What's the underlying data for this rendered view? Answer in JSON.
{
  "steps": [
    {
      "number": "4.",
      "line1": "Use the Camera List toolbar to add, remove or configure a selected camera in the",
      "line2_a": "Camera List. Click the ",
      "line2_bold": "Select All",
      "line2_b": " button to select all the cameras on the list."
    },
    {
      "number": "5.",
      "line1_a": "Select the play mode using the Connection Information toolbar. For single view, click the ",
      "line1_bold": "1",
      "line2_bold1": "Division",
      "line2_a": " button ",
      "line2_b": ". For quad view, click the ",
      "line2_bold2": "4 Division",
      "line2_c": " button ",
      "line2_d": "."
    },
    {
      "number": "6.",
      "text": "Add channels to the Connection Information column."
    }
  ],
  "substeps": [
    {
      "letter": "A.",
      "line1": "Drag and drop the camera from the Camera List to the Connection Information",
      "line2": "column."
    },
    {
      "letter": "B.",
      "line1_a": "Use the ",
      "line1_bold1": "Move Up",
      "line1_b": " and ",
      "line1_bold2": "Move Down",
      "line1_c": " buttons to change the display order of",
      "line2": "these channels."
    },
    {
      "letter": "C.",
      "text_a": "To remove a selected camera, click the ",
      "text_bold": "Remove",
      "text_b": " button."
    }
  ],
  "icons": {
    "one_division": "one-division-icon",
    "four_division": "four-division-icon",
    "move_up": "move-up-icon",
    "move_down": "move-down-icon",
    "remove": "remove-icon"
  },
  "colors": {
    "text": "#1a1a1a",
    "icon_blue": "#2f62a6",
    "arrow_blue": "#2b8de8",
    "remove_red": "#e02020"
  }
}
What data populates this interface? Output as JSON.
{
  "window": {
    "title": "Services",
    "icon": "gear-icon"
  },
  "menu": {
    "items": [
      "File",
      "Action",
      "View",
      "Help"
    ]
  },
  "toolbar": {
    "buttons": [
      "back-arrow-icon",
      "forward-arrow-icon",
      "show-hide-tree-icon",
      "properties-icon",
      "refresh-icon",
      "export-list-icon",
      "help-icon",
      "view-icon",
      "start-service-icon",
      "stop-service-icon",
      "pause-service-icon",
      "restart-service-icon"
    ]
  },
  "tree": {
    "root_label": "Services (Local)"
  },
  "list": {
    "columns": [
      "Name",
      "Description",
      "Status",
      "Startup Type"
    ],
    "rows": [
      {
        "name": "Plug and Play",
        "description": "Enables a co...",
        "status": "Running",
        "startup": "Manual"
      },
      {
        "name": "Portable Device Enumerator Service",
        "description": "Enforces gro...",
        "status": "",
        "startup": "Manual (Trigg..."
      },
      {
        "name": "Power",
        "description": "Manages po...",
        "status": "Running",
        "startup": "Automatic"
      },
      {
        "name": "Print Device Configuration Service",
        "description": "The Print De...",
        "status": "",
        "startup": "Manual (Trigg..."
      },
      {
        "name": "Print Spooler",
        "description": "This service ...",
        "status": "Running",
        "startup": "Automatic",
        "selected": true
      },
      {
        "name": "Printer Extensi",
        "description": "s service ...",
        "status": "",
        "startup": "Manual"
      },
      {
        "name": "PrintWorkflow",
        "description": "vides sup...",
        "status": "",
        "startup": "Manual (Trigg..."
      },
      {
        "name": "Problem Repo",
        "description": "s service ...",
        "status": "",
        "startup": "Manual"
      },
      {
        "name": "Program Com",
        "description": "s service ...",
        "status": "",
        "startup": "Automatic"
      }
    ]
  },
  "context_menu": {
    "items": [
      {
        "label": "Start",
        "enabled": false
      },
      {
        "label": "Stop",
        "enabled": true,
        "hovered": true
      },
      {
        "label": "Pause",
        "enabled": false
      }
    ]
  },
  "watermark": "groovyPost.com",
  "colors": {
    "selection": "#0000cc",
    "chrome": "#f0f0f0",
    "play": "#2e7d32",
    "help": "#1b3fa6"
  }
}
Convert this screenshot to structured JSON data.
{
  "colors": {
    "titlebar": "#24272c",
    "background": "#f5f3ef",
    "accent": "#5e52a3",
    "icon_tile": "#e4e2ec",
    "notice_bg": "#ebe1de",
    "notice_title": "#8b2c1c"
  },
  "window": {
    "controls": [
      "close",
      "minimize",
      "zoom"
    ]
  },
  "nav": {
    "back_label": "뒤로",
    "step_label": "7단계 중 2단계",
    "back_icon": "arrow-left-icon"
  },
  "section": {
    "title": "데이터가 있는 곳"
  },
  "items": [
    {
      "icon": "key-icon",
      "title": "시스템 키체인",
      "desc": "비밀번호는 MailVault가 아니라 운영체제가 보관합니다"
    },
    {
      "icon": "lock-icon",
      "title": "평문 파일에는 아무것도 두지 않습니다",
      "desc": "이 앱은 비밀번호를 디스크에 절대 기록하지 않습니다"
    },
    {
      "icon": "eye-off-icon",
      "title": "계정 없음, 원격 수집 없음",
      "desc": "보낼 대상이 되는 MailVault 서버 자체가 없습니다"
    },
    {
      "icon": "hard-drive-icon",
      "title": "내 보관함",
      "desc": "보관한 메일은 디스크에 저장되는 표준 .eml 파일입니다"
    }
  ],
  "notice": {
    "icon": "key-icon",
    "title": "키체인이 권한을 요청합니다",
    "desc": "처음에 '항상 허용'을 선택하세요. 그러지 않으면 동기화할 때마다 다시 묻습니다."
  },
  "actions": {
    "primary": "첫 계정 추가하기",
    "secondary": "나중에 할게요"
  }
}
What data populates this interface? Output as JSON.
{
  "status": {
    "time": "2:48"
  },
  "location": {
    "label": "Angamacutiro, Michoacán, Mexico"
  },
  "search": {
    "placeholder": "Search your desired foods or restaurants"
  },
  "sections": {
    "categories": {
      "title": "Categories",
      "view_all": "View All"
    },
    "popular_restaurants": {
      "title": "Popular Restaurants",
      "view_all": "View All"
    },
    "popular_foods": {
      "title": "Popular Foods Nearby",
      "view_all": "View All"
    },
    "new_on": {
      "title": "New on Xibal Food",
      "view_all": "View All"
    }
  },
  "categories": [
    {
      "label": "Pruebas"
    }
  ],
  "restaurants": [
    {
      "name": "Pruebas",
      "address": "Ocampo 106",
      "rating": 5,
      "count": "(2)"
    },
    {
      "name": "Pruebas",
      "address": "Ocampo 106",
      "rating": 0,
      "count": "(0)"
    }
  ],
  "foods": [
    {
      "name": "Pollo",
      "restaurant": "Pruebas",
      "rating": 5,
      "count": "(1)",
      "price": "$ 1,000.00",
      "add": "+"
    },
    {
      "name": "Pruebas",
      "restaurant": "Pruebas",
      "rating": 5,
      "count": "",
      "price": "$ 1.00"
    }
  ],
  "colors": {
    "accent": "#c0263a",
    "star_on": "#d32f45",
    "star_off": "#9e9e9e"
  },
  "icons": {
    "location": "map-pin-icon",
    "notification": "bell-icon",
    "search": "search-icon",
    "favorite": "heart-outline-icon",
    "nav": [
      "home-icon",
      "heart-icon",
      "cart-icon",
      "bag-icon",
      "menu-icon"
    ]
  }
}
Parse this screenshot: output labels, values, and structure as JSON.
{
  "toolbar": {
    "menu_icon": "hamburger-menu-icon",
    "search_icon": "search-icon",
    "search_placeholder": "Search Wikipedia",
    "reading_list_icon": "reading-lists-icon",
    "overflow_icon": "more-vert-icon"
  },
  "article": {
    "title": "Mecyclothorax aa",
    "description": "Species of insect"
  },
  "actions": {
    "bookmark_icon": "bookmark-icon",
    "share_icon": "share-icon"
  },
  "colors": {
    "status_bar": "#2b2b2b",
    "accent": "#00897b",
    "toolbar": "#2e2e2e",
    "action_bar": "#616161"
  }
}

* STATED EXERCISE
Every line above should be written out again exactly as it stands.

* RESULT
What's the underlying data for this rendered view? Answer in JSON.
{
  "steps": [
    {
      "number": "4.",
      "line1": "Use the Camera List toolbar to add, remove or configure a selected camera in the",
      "line2_a": "Camera List. Click the ",
      "line2_bold": "Select All",
      "line2_b": " button to select all the cameras on the list."
    },
    {
      "number": "5.",
      "line1_a": "Select the play mode using the Connection Information toolbar. For single view, click the ",
      "line1_bold": "1",
      "line2_bold1": "Division",
      "line2_a": " button ",
      "line2_b": ". For quad view, click the ",
      "line2_bold2": "4 Division",
      "line2_c": " button ",
      "line2_d": "."
    },
    {
      "number": "6.",
      "text": "Add channels to the Connection Information column."
    }
  ],
  "substeps": [
    {
      "letter": "A.",
      "line1": "Drag and drop the camera from the Camera List to the Connection Information",
      "line2": "column."
    },
    {
      "letter": "B.",
      "line1_a": "Use the ",
      "line1_bold1": "Move Up",
      "line1_b": " and ",
      "line1_bold2": "Move Down",
      "line1_c": " buttons to change the display order of",
      "line2": "these channels."
    },
    {
      "letter": "C.",
      "text_a": "To remove a selected camera, click the ",
      "text_bold": "Remove",
      "text_b": " button."
    }
  ],
  "icons": {
    "one_division": "one-division-icon",
    "four_division": "four-division-icon",
    "move_up": "move-up-icon",
    "move_down": "move-down-icon",
    "remove": "remove-icon"
  },
  "colors": {
    "text": "#1a1a1a",
    "icon_blue": "#2f62a6",
    "arrow_blue": "#2b8de8",
    "remove_red": "#e02020"
  }
}
What data populates this interface? Output as JSON.
{
  "window": {
    "title": "Services",
    "icon": "gear-icon"
  },
  "menu": {
    "items": [
      "File",
      "Action",
      "View",
      "Help"
    ]
  },
  "toolbar": {
    "buttons": [
      "back-arrow-icon",
      "forward-arrow-icon",
      "show-hide-tree-icon",
      "properties-icon",
      "refresh-icon",
      "export-list-icon",
      "help-icon",
      "view-icon",
      "start-service-icon",
      "stop-service-icon",
      "pause-service-icon",
      "restart-service-icon"
    ]
  },
  "tree": {
    "root_label": "Services (Local)"
  },
  "list": {
    "columns": [
      "Name",
      "Description",
      "Status",
      "Startup Type"
    ],
    "rows": [
      {
        "name": "Plug and Play",
        "description": "Enables a co...",
        "status": "Running",
        "startup": "Manual"
      },
      {
        "name": "Portable Device Enumerator Service",
        "description": "Enforces gro...",
        "status": "",
        "startup": "Manual (Trigg..."
      },
      {
        "name": "Power",
        "description": "Manages po...",
        "status": "Running",
        "startup": "Automatic"
      },
      {
        "name": "Print Device Configuration Service",
        "description": "The Print De...",
        "status": "",
        "startup": "Manual (Trigg..."
      },
      {
        "name": "Print Spooler",
        "description": "This service ...",
        "status": "Running",
        "startup": "Automatic",
        "selected": true
      },
      {
        "name": "Printer Extensi",
        "description": "s service ...",
        "status": "",
        "startup": "Manual"
      },
      {
        "name": "PrintWorkflow",
        "description": "vides sup...",
        "status": "",
        "startup": "Manual (Trigg..."
      },
      {
        "name": "Problem Repo",
        "description": "s service ...",
        "status": "",
        "startup": "Manual"
      },
      {
        "name": "Program Com",
        "description": "s service ...",
        "status": "",
        "startup": "Automatic"
      }
    ]
  },
  "context_menu": {
    "items": [
      {
        "label": "Start",
        "enabled": false
      },
      {
        "label": "Stop",
        "enabled": true,
        "hovered": true
      },
      {
        "label": "Pause",
        "enabled": false
      }
    ]
  },
  "watermark": "groovyPost.com",
  "colors": {
    "selection": "#0000cc",
    "chrome": "#f0f0f0",
    "play": "#2e7d32",
    "help": "#1b3fa6"
  }
}
Convert this screenshot to structured JSON data.
{
  "colors": {
    "titlebar": "#24272c",
    "background": "#f5f3ef",
    "accent": "#5e52a3",
    "icon_tile": "#e4e2ec",
    "notice_bg": "#ebe1de",
    "notice_title": "#8b2c1c"
  },
  "window": {
    "controls": [
      "close",
      "minimize",
      "zoom"
    ]
  },
  "nav": {
    "back_label": "뒤로",
    "step_label": "7단계 중 2단계",
    "back_icon": "arrow-left-icon"
  },
  "section": {
    "title": "데이터가 있는 곳"
  },
  "items": [
    {
      "icon": "key-icon",
      "title": "시스템 키체인",
      "desc": "비밀번호는 MailVault가 아니라 운영체제가 보관합니다"
    },
    {
      "icon": "lock-icon",
      "title": "평문 파일에는 아무것도 두지 않습니다",
      "desc": "이 앱은 비밀번호를 디스크에 절대 기록하지 않습니다"
    },
    {
      "icon": "eye-off-icon",
      "title": "계정 없음, 원격 수집 없음",
      "desc": "보낼 대상이 되는 MailVault 서버 자체가 없습니다"
    },
    {
      "icon": "hard-drive-icon",
      "title": "내 보관함",
      "desc": "보관한 메일은 디스크에 저장되는 표준 .eml 파일입니다"
    }
  ],
  "notice": {
    "icon": "key-icon",
    "title": "키체인이 권한을 요청합니다",
    "desc": "처음에 '항상 허용'을 선택하세요. 그러지 않으면 동기화할 때마다 다시 묻습니다."
  },
  "actions": {
    "primary": "첫 계정 추가하기",
    "secondary": "나중에 할게요"
  }
}
What data populates this interface? Output as JSON.
{
  "status": {
    "time": "2:48"
  },
  "location": {
    "label": "Angamacutiro, Michoacán, Mexico"
  },
  "search": {
    "placeholder": "Search your desired foods or restaurants"
  },
  "sections": {
    "categories": {
      "title": "Categories",
      "view_all": "View All"
    },
    "popular_restaurants": {
      "title": "Popular Restaurants",
      "view_all": "View All"
    },
    "popular_foods": {
      "title": "Popular Foods Nearby",
      "view_all": "View All"
    },
    "new_on": {
      "title": "New on Xibal Food",
      "view_all": "View All"
    }
  },
  "categories": [
    {
      "label": "Pruebas"
    }
  ],
  "restaurants": [
    {
      "name": "Pruebas",
      "address": "Ocampo 106",
      "rating": 5,
      "count": "(2)"
    },
    {
      "name": "Pruebas",
      "address": "Ocampo 106",
      "rating": 0,
      "count": "(0)"
    }
  ],
  "foods": [
    {
      "name": "Pollo",
      "restaurant": "Pruebas",
      "rating": 5,
      "count": "(1)",
      "price": "$ 1,000.00",
      "add": "+"
    },
    {
      "name": "Pruebas",
      "restaurant": "Pruebas",
      "rating": 5,
      "count": "",
      "price": "$ 1.00"
    }
  ],
  "colors": {
    "accent": "#c0263a",
    "star_on": "#d32f45",
    "star_off": "#9e9e9e"
  },
  "icons": {
    "location": "map-pin-icon",
    "notification": "bell-icon",
    "search": "search-icon",
    "favorite": "heart-outline-icon",
    "nav": [
      "home-icon",
      "heart-icon",
      "cart-icon",
      "bag-icon",
      "menu-icon"
    ]
  }
}
Parse this screenshot: output labels, values, and structure as JSON.
{
  "toolbar": {
    "menu_icon": "hamburger-menu-icon",
    "search_icon": "search-icon",
    "search_placeholder": "Search Wikipedia",
    "reading_list_icon": "reading-lists-icon",
    "overflow_icon": "more-vert-icon"
  },
  "article": {
    "title": "Mecyclothorax aa",
    "description": "Species of insect"
  },
  "actions": {
    "bookmark_icon": "bookmark-icon",
    "share_icon": "share-icon"
  },
  "colors": {
    "status_bar": "#2b2b2b",
    "accent": "#00897b",
    "toolbar": "#2e2e2e",
    "action_bar": "#616161"
  }
}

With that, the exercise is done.